━━━ Dataset entries

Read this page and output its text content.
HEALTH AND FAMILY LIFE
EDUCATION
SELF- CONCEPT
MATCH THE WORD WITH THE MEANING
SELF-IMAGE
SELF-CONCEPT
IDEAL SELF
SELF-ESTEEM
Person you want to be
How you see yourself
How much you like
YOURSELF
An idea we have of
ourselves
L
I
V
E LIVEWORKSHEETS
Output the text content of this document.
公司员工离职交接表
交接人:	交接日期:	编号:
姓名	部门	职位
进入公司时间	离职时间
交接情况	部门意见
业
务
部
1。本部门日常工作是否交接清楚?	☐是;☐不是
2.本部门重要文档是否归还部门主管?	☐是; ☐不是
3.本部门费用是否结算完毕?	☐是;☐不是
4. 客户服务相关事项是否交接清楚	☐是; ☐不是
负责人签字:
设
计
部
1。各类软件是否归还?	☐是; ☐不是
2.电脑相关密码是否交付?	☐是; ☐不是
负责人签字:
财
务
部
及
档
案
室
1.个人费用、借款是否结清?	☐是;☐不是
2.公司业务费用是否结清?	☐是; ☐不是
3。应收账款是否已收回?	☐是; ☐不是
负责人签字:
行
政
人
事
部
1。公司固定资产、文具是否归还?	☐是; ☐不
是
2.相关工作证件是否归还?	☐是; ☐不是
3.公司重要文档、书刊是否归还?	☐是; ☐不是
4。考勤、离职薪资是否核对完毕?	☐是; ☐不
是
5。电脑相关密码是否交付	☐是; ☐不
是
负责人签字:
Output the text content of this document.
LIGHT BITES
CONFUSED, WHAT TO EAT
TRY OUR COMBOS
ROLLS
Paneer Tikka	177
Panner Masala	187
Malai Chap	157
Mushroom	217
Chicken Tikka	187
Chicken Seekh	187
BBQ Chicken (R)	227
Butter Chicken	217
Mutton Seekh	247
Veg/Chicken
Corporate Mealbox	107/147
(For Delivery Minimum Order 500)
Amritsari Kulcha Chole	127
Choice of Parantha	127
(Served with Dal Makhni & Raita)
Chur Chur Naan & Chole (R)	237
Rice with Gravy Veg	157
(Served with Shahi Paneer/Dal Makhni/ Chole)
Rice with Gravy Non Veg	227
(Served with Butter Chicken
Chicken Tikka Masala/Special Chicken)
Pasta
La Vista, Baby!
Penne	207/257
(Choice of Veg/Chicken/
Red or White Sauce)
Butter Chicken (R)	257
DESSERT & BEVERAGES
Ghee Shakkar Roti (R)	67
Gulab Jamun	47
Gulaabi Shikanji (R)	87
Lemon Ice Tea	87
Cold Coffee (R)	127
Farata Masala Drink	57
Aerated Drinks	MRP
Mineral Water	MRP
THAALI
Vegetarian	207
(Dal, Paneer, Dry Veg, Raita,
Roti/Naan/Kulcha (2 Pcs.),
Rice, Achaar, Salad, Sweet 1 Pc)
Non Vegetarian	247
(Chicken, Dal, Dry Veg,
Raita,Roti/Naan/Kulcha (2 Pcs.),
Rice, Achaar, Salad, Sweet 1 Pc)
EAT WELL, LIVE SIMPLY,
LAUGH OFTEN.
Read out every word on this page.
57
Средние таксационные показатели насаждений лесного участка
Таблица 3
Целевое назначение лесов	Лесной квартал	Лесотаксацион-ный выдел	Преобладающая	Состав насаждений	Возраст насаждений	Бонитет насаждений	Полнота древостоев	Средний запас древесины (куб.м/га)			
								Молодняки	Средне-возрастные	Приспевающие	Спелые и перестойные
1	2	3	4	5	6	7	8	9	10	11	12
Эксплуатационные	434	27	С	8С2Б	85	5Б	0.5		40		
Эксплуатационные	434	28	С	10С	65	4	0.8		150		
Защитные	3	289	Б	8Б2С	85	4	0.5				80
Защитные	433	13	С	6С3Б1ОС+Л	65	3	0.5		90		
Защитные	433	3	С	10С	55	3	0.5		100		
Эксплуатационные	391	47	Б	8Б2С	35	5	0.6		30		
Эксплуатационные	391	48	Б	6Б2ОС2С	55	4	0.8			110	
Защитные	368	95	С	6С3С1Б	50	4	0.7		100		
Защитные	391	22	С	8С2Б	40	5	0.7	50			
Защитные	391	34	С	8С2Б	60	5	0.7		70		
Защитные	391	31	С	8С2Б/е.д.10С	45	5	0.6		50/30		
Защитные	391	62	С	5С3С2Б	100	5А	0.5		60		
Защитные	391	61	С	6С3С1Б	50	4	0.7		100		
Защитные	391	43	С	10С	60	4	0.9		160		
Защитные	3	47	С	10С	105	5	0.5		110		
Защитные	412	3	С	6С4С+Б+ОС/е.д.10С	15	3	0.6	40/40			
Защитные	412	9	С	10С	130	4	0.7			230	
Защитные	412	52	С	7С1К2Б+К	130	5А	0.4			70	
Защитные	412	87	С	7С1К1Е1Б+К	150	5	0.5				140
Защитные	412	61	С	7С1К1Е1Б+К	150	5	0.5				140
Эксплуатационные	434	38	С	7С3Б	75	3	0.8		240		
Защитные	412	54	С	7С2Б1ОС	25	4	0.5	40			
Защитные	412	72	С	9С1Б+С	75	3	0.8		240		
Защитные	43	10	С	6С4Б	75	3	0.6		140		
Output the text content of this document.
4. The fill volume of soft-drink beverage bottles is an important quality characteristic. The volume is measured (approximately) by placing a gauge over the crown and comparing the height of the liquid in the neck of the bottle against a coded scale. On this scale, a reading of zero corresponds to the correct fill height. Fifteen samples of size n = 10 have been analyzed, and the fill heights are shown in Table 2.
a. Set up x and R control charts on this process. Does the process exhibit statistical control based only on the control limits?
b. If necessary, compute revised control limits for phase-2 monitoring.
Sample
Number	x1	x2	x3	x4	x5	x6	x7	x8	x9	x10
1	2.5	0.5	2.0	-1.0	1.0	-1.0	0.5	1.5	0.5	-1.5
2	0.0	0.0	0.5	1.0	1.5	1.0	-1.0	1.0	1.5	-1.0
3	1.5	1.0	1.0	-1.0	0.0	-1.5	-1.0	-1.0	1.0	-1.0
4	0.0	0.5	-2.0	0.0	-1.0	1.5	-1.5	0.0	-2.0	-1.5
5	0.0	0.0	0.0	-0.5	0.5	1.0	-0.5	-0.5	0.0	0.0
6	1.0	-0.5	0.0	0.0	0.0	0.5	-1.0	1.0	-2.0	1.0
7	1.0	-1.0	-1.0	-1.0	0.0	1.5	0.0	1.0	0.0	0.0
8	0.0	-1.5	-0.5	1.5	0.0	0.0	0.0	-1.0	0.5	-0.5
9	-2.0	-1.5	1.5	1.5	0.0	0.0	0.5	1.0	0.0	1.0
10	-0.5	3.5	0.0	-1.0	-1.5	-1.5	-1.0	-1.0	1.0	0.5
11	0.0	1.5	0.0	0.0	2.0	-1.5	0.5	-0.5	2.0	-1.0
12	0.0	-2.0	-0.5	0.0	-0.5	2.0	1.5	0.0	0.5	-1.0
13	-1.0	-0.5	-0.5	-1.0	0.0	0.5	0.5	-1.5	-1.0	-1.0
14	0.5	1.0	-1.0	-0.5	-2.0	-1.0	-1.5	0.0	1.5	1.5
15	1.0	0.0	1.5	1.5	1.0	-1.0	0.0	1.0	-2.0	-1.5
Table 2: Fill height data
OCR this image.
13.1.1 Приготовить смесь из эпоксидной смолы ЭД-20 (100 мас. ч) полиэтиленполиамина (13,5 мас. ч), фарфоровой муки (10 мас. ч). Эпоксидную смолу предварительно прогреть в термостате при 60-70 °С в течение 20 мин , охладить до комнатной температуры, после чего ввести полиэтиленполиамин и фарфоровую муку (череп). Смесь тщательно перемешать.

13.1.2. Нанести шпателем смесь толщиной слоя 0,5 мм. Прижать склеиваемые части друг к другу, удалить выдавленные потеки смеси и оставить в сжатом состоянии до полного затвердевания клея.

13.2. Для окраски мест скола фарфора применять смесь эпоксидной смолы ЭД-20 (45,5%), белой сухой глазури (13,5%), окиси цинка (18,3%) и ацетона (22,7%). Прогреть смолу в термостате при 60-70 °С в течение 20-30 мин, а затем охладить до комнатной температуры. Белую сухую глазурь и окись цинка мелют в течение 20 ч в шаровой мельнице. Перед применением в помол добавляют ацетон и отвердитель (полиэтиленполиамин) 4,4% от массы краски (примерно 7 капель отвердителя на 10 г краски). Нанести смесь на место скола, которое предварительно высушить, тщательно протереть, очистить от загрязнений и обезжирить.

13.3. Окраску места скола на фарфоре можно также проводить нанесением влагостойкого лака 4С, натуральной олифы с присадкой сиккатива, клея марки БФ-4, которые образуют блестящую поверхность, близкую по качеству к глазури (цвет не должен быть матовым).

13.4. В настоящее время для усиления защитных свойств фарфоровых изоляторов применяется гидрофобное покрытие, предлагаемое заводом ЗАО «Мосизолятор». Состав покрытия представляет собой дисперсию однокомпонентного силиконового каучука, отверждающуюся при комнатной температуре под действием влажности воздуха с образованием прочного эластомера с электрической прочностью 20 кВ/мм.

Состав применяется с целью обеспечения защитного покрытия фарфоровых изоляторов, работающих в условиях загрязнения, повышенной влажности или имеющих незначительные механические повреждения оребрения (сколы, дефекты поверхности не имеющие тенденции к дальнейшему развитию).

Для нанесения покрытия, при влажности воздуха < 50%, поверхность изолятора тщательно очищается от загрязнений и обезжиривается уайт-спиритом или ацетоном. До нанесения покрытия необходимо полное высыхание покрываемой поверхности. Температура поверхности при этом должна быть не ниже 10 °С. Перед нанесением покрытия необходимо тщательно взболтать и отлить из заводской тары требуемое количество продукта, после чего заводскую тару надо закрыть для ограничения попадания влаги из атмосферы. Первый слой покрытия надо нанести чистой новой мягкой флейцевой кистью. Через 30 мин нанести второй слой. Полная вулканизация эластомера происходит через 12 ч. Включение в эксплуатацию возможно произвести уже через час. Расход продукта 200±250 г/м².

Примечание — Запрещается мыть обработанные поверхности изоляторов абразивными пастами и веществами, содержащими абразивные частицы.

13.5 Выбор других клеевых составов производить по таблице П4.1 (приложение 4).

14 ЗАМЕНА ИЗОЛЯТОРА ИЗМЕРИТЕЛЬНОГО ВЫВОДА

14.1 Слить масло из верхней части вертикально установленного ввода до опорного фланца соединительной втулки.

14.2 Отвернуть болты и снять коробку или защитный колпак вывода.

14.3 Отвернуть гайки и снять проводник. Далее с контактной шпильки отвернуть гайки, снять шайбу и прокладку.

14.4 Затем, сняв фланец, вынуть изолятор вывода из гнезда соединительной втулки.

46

━━━━━━

Gather each line in the entries above where the string "предварительно" is found.

13.1.1 Приготовить смесь из эпоксидной смолы ЭД-20 (100 мас. ч) полиэтиленполиамина (13,5 мас. ч), фарфоровой муки (10 мас. ч). Эпоксидную смолу предварительно прогреть в термостате при 60-70 °С в течение 20 мин , охладить до комнатной температуры, после чего ввести полиэтиленполиамин и фарфоровую муку (череп). Смесь тщательно перемешать.
13.2. Для окраски мест скола фарфора применять смесь эпоксидной смолы ЭД-20 (45,5%), белой сухой глазури (13,5%), окиси цинка (18,3%) и ацетона (22,7%). Прогреть смолу в термостате при 60-70 °С в течение 20-30 мин, а затем охладить до комнатной температуры. Белую сухую глазурь и окись цинка мелют в течение 20 ч в шаровой мельнице. Перед применением в помол добавляют ацетон и отвердитель (полиэтиленполиамин) 4,4% от массы краски (примерно 7 капель отвердителя на 10 г краски). Нанести смесь на место скола, которое предварительно высушить, тщательно протереть, очистить от загрязнений и обезжирить.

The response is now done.